> **Record excerpts**
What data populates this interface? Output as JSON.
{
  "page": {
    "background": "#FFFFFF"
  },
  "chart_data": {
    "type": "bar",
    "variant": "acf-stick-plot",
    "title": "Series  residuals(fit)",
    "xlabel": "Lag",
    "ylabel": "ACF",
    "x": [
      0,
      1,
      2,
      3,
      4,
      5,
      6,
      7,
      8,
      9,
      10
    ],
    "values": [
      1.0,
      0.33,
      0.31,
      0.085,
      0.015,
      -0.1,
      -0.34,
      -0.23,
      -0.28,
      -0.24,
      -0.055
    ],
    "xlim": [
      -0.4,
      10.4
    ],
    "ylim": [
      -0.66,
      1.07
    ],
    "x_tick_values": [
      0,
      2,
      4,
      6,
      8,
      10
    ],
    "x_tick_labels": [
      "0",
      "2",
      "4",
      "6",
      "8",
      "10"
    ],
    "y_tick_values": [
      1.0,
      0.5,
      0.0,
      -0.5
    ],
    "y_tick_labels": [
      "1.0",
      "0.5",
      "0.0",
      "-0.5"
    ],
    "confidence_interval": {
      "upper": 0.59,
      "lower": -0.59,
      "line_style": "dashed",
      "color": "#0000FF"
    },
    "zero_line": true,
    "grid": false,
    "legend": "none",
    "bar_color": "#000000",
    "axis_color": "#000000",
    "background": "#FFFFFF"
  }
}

> **Stated goal**
Write out all of the records above exactly as they appear.

> **The output**
What data populates this interface? Output as JSON.
{
  "page": {
    "background": "#FFFFFF"
  },
  "chart_data": {
    "type": "bar",
    "variant": "acf-stick-plot",
    "title": "Series  residuals(fit)",
    "xlabel": "Lag",
    "ylabel": "ACF",
    "x": [
      0,
      1,
      2,
      3,
      4,
      5,
      6,
      7,
      8,
      9,
      10
    ],
    "values": [
      1.0,
      0.33,
      0.31,
      0.085,
      0.015,
      -0.1,
      -0.34,
      -0.23,
      -0.28,
      -0.24,
      -0.055
    ],
    "xlim": [
      -0.4,
      10.4
    ],
    "ylim": [
      -0.66,
      1.07
    ],
    "x_tick_values": [
      0,
      2,
      4,
      6,
      8,
      10
    ],
    "x_tick_labels": [
      "0",
      "2",
      "4",
      "6",
      "8",
      "10"
    ],
    "y_tick_values": [
      1.0,
      0.5,
      0.0,
      -0.5
    ],
    "y_tick_labels": [
      "1.0",
      "0.5",
      "0.0",
      "-0.5"
    ],
    "confidence_interval": {
      "upper": 0.59,
      "lower": -0.59,
      "line_style": "dashed",
      "color": "#0000FF"
    },
    "zero_line": true,
    "grid": false,
    "legend": "none",
    "bar_color": "#000000",
    "axis_color": "#000000",
    "background": "#FFFFFF"
  }
}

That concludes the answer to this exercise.